| RECORDED DATA |
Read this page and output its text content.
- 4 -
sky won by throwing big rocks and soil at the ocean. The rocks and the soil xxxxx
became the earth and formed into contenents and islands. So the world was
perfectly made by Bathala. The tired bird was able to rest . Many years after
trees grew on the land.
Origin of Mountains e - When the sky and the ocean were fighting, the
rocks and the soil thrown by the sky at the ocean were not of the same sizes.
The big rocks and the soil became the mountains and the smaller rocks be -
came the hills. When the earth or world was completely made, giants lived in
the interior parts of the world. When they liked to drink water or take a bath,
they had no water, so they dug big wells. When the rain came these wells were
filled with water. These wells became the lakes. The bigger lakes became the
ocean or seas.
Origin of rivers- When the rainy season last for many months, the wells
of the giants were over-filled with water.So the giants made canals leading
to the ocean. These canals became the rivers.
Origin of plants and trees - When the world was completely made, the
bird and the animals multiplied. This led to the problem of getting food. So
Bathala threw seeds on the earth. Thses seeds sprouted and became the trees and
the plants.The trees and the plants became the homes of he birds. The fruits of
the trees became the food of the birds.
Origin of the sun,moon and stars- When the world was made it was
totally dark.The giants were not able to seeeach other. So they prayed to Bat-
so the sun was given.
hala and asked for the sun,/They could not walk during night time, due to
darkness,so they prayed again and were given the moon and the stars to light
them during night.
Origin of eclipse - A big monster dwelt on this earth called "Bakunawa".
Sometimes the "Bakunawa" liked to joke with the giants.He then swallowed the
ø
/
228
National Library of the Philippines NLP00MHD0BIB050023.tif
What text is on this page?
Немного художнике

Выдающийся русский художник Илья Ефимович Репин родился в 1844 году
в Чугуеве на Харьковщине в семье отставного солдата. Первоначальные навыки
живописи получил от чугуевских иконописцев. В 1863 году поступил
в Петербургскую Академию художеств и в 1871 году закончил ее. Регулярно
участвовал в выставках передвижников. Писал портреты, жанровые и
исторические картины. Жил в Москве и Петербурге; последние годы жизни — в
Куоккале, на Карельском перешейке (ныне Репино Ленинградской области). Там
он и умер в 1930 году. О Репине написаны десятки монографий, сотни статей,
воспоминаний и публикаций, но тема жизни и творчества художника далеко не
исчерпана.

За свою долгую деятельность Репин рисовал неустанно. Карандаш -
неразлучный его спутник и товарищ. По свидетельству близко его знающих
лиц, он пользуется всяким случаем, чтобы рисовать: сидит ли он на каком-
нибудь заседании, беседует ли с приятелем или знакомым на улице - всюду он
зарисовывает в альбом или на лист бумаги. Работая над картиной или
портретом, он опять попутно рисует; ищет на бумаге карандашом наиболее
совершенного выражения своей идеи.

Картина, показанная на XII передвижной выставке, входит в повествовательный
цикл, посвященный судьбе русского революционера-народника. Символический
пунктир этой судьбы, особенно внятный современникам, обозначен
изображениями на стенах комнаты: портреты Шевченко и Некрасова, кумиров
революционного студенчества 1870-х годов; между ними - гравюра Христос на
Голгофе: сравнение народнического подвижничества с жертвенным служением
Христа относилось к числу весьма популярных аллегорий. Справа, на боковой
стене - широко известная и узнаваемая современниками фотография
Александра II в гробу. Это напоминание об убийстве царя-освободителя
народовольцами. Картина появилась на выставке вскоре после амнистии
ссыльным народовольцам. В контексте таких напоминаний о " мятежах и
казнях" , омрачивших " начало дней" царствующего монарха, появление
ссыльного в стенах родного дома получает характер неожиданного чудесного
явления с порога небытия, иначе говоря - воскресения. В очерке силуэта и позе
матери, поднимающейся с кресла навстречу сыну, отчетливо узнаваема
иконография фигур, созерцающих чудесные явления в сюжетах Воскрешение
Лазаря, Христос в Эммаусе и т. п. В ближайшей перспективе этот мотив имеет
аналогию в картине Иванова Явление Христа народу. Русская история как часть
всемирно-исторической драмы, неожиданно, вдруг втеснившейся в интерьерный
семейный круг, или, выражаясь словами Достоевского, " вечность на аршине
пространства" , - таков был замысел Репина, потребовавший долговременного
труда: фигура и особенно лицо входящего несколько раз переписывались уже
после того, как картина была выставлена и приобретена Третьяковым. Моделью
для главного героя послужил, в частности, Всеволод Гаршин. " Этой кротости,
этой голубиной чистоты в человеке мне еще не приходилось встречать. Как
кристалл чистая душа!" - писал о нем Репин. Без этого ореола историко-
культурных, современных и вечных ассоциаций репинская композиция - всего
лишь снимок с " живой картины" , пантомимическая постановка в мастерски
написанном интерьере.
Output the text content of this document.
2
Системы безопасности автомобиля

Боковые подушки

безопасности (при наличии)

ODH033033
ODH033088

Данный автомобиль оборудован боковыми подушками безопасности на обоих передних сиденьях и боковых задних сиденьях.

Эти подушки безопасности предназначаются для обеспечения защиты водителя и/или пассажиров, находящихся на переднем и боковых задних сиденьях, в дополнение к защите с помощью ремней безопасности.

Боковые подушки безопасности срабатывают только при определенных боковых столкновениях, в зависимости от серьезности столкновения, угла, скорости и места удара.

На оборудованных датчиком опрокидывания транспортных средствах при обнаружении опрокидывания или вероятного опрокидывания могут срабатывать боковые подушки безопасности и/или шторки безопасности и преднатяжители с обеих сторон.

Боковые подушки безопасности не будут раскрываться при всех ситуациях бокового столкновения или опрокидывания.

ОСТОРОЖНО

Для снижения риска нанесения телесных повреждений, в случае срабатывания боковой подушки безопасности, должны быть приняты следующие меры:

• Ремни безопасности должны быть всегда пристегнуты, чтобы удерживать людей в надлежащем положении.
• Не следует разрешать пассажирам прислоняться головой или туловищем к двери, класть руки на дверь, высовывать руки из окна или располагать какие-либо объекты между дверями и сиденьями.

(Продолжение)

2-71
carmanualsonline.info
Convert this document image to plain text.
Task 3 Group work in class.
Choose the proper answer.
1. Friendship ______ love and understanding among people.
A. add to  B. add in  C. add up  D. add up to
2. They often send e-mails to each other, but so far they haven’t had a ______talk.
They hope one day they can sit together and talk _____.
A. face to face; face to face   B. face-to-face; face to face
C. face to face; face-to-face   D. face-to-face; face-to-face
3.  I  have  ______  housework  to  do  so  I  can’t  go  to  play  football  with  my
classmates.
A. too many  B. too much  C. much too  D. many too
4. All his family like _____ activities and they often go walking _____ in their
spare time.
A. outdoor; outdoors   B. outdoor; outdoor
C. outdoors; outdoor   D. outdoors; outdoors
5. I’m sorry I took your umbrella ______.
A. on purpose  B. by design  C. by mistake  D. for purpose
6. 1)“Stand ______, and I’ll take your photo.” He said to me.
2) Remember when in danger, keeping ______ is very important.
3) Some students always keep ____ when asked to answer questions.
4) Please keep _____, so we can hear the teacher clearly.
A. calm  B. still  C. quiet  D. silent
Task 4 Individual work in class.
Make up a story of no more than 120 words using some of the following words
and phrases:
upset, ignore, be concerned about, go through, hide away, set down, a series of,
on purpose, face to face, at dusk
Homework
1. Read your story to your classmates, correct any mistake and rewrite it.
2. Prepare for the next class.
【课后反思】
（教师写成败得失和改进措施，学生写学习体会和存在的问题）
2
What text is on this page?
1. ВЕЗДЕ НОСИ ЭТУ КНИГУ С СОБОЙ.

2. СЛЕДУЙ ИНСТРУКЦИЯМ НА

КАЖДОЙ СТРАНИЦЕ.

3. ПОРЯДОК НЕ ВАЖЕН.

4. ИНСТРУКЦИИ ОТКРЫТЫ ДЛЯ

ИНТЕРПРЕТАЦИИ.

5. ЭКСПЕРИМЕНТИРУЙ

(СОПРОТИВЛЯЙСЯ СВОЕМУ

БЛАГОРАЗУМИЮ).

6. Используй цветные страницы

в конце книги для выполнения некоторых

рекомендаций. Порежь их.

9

| REQUIREMENT |
All of the lines above must be returned exactly.

| RESULT OF THIS TASK |
Read this page and output its text content.
- 4 -
sky won by throwing big rocks and soil at the ocean. The rocks and the soil xxxxx
became the earth and formed into contenents and islands. So the world was
perfectly made by Bathala. The tired bird was able to rest . Many years after
trees grew on the land.
Origin of Mountains e - When the sky and the ocean were fighting, the
rocks and the soil thrown by the sky at the ocean were not of the same sizes.
The big rocks and the soil became the mountains and the smaller rocks be -
came the hills. When the earth or world was completely made, giants lived in
the interior parts of the world. When they liked to drink water or take a bath,
they had no water, so they dug big wells. When the rain came these wells were
filled with water. These wells became the lakes. The bigger lakes became the
ocean or seas.
Origin of rivers- When the rainy season last for many months, the wells
of the giants were over-filled with water.So the giants made canals leading
to the ocean. These canals became the rivers.
Origin of plants and trees - When the world was completely made, the
bird and the animals multiplied. This led to the problem of getting food. So
Bathala threw seeds on the earth. Thses seeds sprouted and became the trees and
the plants.The trees and the plants became the homes of he birds. The fruits of
the trees became the food of the birds.
Origin of the sun,moon and stars- When the world was made it was
totally dark.The giants were not able to seeeach other. So they prayed to Bat-
so the sun was given.
hala and asked for the sun,/They could not walk during night time, due to
darkness,so they prayed again and were given the moon and the stars to light
them during night.
Origin of eclipse - A big monster dwelt on this earth called "Bakunawa".
Sometimes the "Bakunawa" liked to joke with the giants.He then swallowed the
ø
/
228
National Library of the Philippines NLP00MHD0BIB050023.tif
What text is on this page?
Немного художнике

Выдающийся русский художник Илья Ефимович Репин родился в 1844 году
в Чугуеве на Харьковщине в семье отставного солдата. Первоначальные навыки
живописи получил от чугуевских иконописцев. В 1863 году поступил
в Петербургскую Академию художеств и в 1871 году закончил ее. Регулярно
участвовал в выставках передвижников. Писал портреты, жанровые и
исторические картины. Жил в Москве и Петербурге; последние годы жизни — в
Куоккале, на Карельском перешейке (ныне Репино Ленинградской области). Там
он и умер в 1930 году. О Репине написаны десятки монографий, сотни статей,
воспоминаний и публикаций, но тема жизни и творчества художника далеко не
исчерпана.

За свою долгую деятельность Репин рисовал неустанно. Карандаш -
неразлучный его спутник и товарищ. По свидетельству близко его знающих
лиц, он пользуется всяким случаем, чтобы рисовать: сидит ли он на каком-
нибудь заседании, беседует ли с приятелем или знакомым на улице - всюду он
зарисовывает в альбом или на лист бумаги. Работая над картиной или
портретом, он опять попутно рисует; ищет на бумаге карандашом наиболее
совершенного выражения своей идеи.

Картина, показанная на XII передвижной выставке, входит в повествовательный
цикл, посвященный судьбе русского революционера-народника. Символический
пунктир этой судьбы, особенно внятный современникам, обозначен
изображениями на стенах комнаты: портреты Шевченко и Некрасова, кумиров
революционного студенчества 1870-х годов; между ними - гравюра Христос на
Голгофе: сравнение народнического подвижничества с жертвенным служением
Христа относилось к числу весьма популярных аллегорий. Справа, на боковой
стене - широко известная и узнаваемая современниками фотография
Александра II в гробу. Это напоминание об убийстве царя-освободителя
народовольцами. Картина появилась на выставке вскоре после амнистии
ссыльным народовольцам. В контексте таких напоминаний о " мятежах и
казнях" , омрачивших " начало дней" царствующего монарха, появление
ссыльного в стенах родного дома получает характер неожиданного чудесного
явления с порога небытия, иначе говоря - воскресения. В очерке силуэта и позе
матери, поднимающейся с кресла навстречу сыну, отчетливо узнаваема
иконография фигур, созерцающих чудесные явления в сюжетах Воскрешение
Лазаря, Христос в Эммаусе и т. п. В ближайшей перспективе этот мотив имеет
аналогию в картине Иванова Явление Христа народу. Русская история как часть
всемирно-исторической драмы, неожиданно, вдруг втеснившейся в интерьерный
семейный круг, или, выражаясь словами Достоевского, " вечность на аршине
пространства" , - таков был замысел Репина, потребовавший долговременного
труда: фигура и особенно лицо входящего несколько раз переписывались уже
после того, как картина была выставлена и приобретена Третьяковым. Моделью
для главного героя послужил, в частности, Всеволод Гаршин. " Этой кротости,
этой голубиной чистоты в человеке мне еще не приходилось встречать. Как
кристалл чистая душа!" - писал о нем Репин. Без этого ореола историко-
культурных, современных и вечных ассоциаций репинская композиция - всего
лишь снимок с " живой картины" , пантомимическая постановка в мастерски
написанном интерьере.
Output the text content of this document.
2
Системы безопасности автомобиля

Боковые подушки

безопасности (при наличии)

ODH033033
ODH033088

Данный автомобиль оборудован боковыми подушками безопасности на обоих передних сиденьях и боковых задних сиденьях.

Эти подушки безопасности предназначаются для обеспечения защиты водителя и/или пассажиров, находящихся на переднем и боковых задних сиденьях, в дополнение к защите с помощью ремней безопасности.

Боковые подушки безопасности срабатывают только при определенных боковых столкновениях, в зависимости от серьезности столкновения, угла, скорости и места удара.

На оборудованных датчиком опрокидывания транспортных средствах при обнаружении опрокидывания или вероятного опрокидывания могут срабатывать боковые подушки безопасности и/или шторки безопасности и преднатяжители с обеих сторон.

Боковые подушки безопасности не будут раскрываться при всех ситуациях бокового столкновения или опрокидывания.

ОСТОРОЖНО

Для снижения риска нанесения телесных повреждений, в случае срабатывания боковой подушки безопасности, должны быть приняты следующие меры:

• Ремни безопасности должны быть всегда пристегнуты, чтобы удерживать людей в надлежащем положении.
• Не следует разрешать пассажирам прислоняться головой или туловищем к двери, класть руки на дверь, высовывать руки из окна или располагать какие-либо объекты между дверями и сиденьями.

(Продолжение)

2-71
carmanualsonline.info
Convert this document image to plain text.
Task 3 Group work in class.
Choose the proper answer.
1. Friendship ______ love and understanding among people.
A. add to  B. add in  C. add up  D. add up to
2. They often send e-mails to each other, but so far they haven’t had a ______talk.
They hope one day they can sit together and talk _____.
A. face to face; face to face   B. face-to-face; face to face
C. face to face; face-to-face   D. face-to-face; face-to-face
3.  I  have  ______  housework  to  do  so  I  can’t  go  to  play  football  with  my
classmates.
A. too many  B. too much  C. much too  D. many too
4. All his family like _____ activities and they often go walking _____ in their
spare time.
A. outdoor; outdoors   B. outdoor; outdoor
C. outdoors; outdoor   D. outdoors; outdoors
5. I’m sorry I took your umbrella ______.
A. on purpose  B. by design  C. by mistake  D. for purpose
6. 1)“Stand ______, and I’ll take your photo.” He said to me.
2) Remember when in danger, keeping ______ is very important.
3) Some students always keep ____ when asked to answer questions.
4) Please keep _____, so we can hear the teacher clearly.
A. calm  B. still  C. quiet  D. silent
Task 4 Individual work in class.
Make up a story of no more than 120 words using some of the following words
and phrases:
upset, ignore, be concerned about, go through, hide away, set down, a series of,
on purpose, face to face, at dusk
Homework
1. Read your story to your classmates, correct any mistake and rewrite it.
2. Prepare for the next class.
【课后反思】
（教师写成败得失和改进措施，学生写学习体会和存在的问题）
2
What text is on this page?
1. ВЕЗДЕ НОСИ ЭТУ КНИГУ С СОБОЙ.

2. СЛЕДУЙ ИНСТРУКЦИЯМ НА

КАЖДОЙ СТРАНИЦЕ.

3. ПОРЯДОК НЕ ВАЖЕН.

4. ИНСТРУКЦИИ ОТКРЫТЫ ДЛЯ

ИНТЕРПРЕТАЦИИ.

5. ЭКСПЕРИМЕНТИРУЙ

(СОПРОТИВЛЯЙСЯ СВОЕМУ

БЛАГОРАЗУМИЮ).

6. Используй цветные страницы

в конце книги для выполнения некоторых

рекомендаций. Порежь их.

9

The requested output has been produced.